*Exercise:*
Copy all of the records below verbatim.
++++++
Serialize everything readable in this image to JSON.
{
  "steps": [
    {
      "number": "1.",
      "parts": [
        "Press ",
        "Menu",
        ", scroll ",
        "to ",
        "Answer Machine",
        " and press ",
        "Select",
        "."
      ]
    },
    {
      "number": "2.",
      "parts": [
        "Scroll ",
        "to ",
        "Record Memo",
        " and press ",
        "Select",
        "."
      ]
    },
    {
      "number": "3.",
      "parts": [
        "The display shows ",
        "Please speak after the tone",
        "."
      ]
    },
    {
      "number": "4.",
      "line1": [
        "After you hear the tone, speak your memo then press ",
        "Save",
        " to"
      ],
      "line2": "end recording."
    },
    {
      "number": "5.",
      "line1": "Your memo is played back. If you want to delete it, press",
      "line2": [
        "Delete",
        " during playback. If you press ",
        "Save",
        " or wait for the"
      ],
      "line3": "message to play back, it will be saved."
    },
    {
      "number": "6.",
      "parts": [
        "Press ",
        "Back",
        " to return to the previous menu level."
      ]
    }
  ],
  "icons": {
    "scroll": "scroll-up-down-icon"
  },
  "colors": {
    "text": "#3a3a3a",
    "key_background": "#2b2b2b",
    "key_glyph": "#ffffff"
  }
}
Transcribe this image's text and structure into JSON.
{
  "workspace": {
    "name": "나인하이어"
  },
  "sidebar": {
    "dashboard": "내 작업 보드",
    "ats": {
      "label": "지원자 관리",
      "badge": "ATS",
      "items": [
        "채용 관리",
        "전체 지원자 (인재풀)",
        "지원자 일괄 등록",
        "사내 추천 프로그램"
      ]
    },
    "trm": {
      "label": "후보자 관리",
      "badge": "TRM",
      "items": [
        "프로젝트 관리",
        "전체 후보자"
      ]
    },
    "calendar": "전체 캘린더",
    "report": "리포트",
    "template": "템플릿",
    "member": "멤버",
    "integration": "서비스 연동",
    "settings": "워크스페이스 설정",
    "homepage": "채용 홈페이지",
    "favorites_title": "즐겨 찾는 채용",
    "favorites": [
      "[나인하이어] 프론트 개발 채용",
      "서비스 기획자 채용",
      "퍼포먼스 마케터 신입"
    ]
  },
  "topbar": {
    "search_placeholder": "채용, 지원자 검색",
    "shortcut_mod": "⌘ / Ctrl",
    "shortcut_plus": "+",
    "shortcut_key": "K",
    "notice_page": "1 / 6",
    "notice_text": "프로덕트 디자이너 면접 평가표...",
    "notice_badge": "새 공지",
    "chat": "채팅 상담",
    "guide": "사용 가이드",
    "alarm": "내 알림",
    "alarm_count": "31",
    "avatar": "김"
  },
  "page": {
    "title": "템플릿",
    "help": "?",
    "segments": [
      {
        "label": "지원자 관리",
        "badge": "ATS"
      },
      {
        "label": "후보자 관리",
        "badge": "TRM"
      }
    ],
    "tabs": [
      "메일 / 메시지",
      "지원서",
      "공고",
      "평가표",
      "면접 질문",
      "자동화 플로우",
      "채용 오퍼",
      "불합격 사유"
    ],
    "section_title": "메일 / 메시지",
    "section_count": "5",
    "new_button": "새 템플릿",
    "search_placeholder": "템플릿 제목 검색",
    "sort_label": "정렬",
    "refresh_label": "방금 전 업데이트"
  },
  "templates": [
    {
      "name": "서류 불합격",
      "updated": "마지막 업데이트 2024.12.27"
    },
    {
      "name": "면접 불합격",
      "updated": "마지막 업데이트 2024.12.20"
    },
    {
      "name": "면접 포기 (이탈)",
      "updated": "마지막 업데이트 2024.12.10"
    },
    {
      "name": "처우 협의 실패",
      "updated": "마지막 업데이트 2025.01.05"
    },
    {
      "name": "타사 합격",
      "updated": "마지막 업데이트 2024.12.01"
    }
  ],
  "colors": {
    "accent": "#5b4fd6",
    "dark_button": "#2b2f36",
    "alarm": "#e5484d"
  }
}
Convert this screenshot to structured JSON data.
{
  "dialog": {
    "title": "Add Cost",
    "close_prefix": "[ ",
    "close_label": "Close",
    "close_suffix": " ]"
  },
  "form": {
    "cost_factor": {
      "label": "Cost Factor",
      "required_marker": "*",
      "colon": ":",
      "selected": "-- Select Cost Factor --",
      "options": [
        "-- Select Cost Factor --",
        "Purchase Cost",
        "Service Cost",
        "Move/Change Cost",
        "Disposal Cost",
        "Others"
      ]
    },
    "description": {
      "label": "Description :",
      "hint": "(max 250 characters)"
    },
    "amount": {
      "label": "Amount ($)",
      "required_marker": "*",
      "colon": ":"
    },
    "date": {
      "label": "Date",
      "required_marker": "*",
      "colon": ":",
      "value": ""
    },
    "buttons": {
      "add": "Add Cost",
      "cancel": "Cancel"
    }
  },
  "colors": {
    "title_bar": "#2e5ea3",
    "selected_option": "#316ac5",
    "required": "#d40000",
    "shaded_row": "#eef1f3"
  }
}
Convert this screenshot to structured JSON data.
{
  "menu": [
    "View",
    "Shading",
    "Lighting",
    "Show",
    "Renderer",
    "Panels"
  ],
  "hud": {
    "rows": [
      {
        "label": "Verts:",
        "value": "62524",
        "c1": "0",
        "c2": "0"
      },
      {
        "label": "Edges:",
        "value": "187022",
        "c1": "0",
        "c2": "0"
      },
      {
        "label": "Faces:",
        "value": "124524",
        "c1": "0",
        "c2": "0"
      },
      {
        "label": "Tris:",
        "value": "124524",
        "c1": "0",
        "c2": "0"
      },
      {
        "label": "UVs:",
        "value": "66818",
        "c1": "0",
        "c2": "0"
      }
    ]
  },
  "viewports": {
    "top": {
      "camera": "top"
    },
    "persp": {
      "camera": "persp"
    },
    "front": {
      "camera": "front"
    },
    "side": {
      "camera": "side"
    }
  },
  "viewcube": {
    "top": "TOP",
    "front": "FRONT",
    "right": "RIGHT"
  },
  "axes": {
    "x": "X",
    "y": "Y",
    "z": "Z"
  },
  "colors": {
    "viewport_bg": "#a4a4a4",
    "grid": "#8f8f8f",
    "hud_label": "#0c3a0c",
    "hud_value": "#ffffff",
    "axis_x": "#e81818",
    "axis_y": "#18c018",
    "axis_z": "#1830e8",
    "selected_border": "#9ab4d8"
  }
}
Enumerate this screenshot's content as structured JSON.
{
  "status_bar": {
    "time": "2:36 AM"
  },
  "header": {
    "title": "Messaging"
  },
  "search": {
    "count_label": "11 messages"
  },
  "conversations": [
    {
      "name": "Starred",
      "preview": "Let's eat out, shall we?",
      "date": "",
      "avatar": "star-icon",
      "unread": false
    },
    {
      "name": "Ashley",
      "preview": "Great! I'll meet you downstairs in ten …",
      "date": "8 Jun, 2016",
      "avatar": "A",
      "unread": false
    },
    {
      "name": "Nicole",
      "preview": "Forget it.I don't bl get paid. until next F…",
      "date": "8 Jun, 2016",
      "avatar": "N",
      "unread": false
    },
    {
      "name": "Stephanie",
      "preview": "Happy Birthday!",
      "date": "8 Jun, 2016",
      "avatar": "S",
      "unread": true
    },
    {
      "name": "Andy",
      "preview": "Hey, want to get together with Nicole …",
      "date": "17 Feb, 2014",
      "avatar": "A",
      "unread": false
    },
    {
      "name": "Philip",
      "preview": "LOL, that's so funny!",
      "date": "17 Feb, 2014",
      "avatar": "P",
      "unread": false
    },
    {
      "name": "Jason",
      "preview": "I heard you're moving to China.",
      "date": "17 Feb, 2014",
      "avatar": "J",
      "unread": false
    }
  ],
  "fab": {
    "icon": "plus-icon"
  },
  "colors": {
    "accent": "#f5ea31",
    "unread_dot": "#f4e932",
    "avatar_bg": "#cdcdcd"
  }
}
++++++
*Answer to this problem:*
Serialize everything readable in this image to JSON.
{
  "steps": [
    {
      "number": "1.",
      "parts": [
        "Press ",
        "Menu",
        ", scroll ",
        "to ",
        "Answer Machine",
        " and press ",
        "Select",
        "."
      ]
    },
    {
      "number": "2.",
      "parts": [
        "Scroll ",
        "to ",
        "Record Memo",
        " and press ",
        "Select",
        "."
      ]
    },
    {
      "number": "3.",
      "parts": [
        "The display shows ",
        "Please speak after the tone",
        "."
      ]
    },
    {
      "number": "4.",
      "line1": [
        "After you hear the tone, speak your memo then press ",
        "Save",
        " to"
      ],
      "line2": "end recording."
    },
    {
      "number": "5.",
      "line1": "Your memo is played back. If you want to delete it, press",
      "line2": [
        "Delete",
        " during playback. If you press ",
        "Save",
        " or wait for the"
      ],
      "line3": "message to play back, it will be saved."
    },
    {
      "number": "6.",
      "parts": [
        "Press ",
        "Back",
        " to return to the previous menu level."
      ]
    }
  ],
  "icons": {
    "scroll": "scroll-up-down-icon"
  },
  "colors": {
    "text": "#3a3a3a",
    "key_background": "#2b2b2b",
    "key_glyph": "#ffffff"
  }
}
Transcribe this image's text and structure into JSON.
{
  "workspace": {
    "name": "나인하이어"
  },
  "sidebar": {
    "dashboard": "내 작업 보드",
    "ats": {
      "label": "지원자 관리",
      "badge": "ATS",
      "items": [
        "채용 관리",
        "전체 지원자 (인재풀)",
        "지원자 일괄 등록",
        "사내 추천 프로그램"
      ]
    },
    "trm": {
      "label": "후보자 관리",
      "badge": "TRM",
      "items": [
        "프로젝트 관리",
        "전체 후보자"
      ]
    },
    "calendar": "전체 캘린더",
    "report": "리포트",
    "template": "템플릿",
    "member": "멤버",
    "integration": "서비스 연동",
    "settings": "워크스페이스 설정",
    "homepage": "채용 홈페이지",
    "favorites_title": "즐겨 찾는 채용",
    "favorites": [
      "[나인하이어] 프론트 개발 채용",
      "서비스 기획자 채용",
      "퍼포먼스 마케터 신입"
    ]
  },
  "topbar": {
    "search_placeholder": "채용, 지원자 검색",
    "shortcut_mod": "⌘ / Ctrl",
    "shortcut_plus": "+",
    "shortcut_key": "K",
    "notice_page": "1 / 6",
    "notice_text": "프로덕트 디자이너 면접 평가표...",
    "notice_badge": "새 공지",
    "chat": "채팅 상담",
    "guide": "사용 가이드",
    "alarm": "내 알림",
    "alarm_count": "31",
    "avatar": "김"
  },
  "page": {
    "title": "템플릿",
    "help": "?",
    "segments": [
      {
        "label": "지원자 관리",
        "badge": "ATS"
      },
      {
        "label": "후보자 관리",
        "badge": "TRM"
      }
    ],
    "tabs": [
      "메일 / 메시지",
      "지원서",
      "공고",
      "평가표",
      "면접 질문",
      "자동화 플로우",
      "채용 오퍼",
      "불합격 사유"
    ],
    "section_title": "메일 / 메시지",
    "section_count": "5",
    "new_button": "새 템플릿",
    "search_placeholder": "템플릿 제목 검색",
    "sort_label": "정렬",
    "refresh_label": "방금 전 업데이트"
  },
  "templates": [
    {
      "name": "서류 불합격",
      "updated": "마지막 업데이트 2024.12.27"
    },
    {
      "name": "면접 불합격",
      "updated": "마지막 업데이트 2024.12.20"
    },
    {
      "name": "면접 포기 (이탈)",
      "updated": "마지막 업데이트 2024.12.10"
    },
    {
      "name": "처우 협의 실패",
      "updated": "마지막 업데이트 2025.01.05"
    },
    {
      "name": "타사 합격",
      "updated": "마지막 업데이트 2024.12.01"
    }
  ],
  "colors": {
    "accent": "#5b4fd6",
    "dark_button": "#2b2f36",
    "alarm": "#e5484d"
  }
}
Convert this screenshot to structured JSON data.
{
  "dialog": {
    "title": "Add Cost",
    "close_prefix": "[ ",
    "close_label": "Close",
    "close_suffix": " ]"
  },
  "form": {
    "cost_factor": {
      "label": "Cost Factor",
      "required_marker": "*",
      "colon": ":",
      "selected": "-- Select Cost Factor --",
      "options": [
        "-- Select Cost Factor --",
        "Purchase Cost",
        "Service Cost",
        "Move/Change Cost",
        "Disposal Cost",
        "Others"
      ]
    },
    "description": {
      "label": "Description :",
      "hint": "(max 250 characters)"
    },
    "amount": {
      "label": "Amount ($)",
      "required_marker": "*",
      "colon": ":"
    },
    "date": {
      "label": "Date",
      "required_marker": "*",
      "colon": ":",
      "value": ""
    },
    "buttons": {
      "add": "Add Cost",
      "cancel": "Cancel"
    }
  },
  "colors": {
    "title_bar": "#2e5ea3",
    "selected_option": "#316ac5",
    "required": "#d40000",
    "shaded_row": "#eef1f3"
  }
}
Convert this screenshot to structured JSON data.
{
  "menu": [
    "View",
    "Shading",
    "Lighting",
    "Show",
    "Renderer",
    "Panels"
  ],
  "hud": {
    "rows": [
      {
        "label": "Verts:",
        "value": "62524",
        "c1": "0",
        "c2": "0"
      },
      {
        "label": "Edges:",
        "value": "187022",
        "c1": "0",
        "c2": "0"
      },
      {
        "label": "Faces:",
        "value": "124524",
        "c1": "0",
        "c2": "0"
      },
      {
        "label": "Tris:",
        "value": "124524",
        "c1": "0",
        "c2": "0"
      },
      {
        "label": "UVs:",
        "value": "66818",
        "c1": "0",
        "c2": "0"
      }
    ]
  },
  "viewports": {
    "top": {
      "camera": "top"
    },
    "persp": {
      "camera": "persp"
    },
    "front": {
      "camera": "front"
    },
    "side": {
      "camera": "side"
    }
  },
  "viewcube": {
    "top": "TOP",
    "front": "FRONT",
    "right": "RIGHT"
  },
  "axes": {
    "x": "X",
    "y": "Y",
    "z": "Z"
  },
  "colors": {
    "viewport_bg": "#a4a4a4",
    "grid": "#8f8f8f",
    "hud_label": "#0c3a0c",
    "hud_value": "#ffffff",
    "axis_x": "#e81818",
    "axis_y": "#18c018",
    "axis_z": "#1830e8",
    "selected_border": "#9ab4d8"
  }
}
Enumerate this screenshot's content as structured JSON.
{
  "status_bar": {
    "time": "2:36 AM"
  },
  "header": {
    "title": "Messaging"
  },
  "search": {
    "count_label": "11 messages"
  },
  "conversations": [
    {
      "name": "Starred",
      "preview": "Let's eat out, shall we?",
      "date": "",
      "avatar": "star-icon",
      "unread": false
    },
    {
      "name": "Ashley",
      "preview": "Great! I'll meet you downstairs in ten …",
      "date": "8 Jun, 2016",
      "avatar": "A",
      "unread": false
    },
    {
      "name": "Nicole",
      "preview": "Forget it.I don't bl get paid. until next F…",
      "date": "8 Jun, 2016",
      "avatar": "N",
      "unread": false
    },
    {
      "name": "Stephanie",
      "preview": "Happy Birthday!",
      "date": "8 Jun, 2016",
      "avatar": "S",
      "unread": true
    },
    {
      "name": "Andy",
      "preview": "Hey, want to get together with Nicole …",
      "date": "17 Feb, 2014",
      "avatar": "A",
      "unread": false
    },
    {
      "name": "Philip",
      "preview": "LOL, that's so funny!",
      "date": "17 Feb, 2014",
      "avatar": "P",
      "unread": false
    },
    {
      "name": "Jason",
      "preview": "I heard you're moving to China.",
      "date": "17 Feb, 2014",
      "avatar": "J",
      "unread": false
    }
  ],
  "fab": {
    "icon": "plus-icon"
  },
  "colors": {
    "accent": "#f5ea31",
    "unread_dot": "#f4e932",
    "avatar_bg": "#cdcdcd"
  }
}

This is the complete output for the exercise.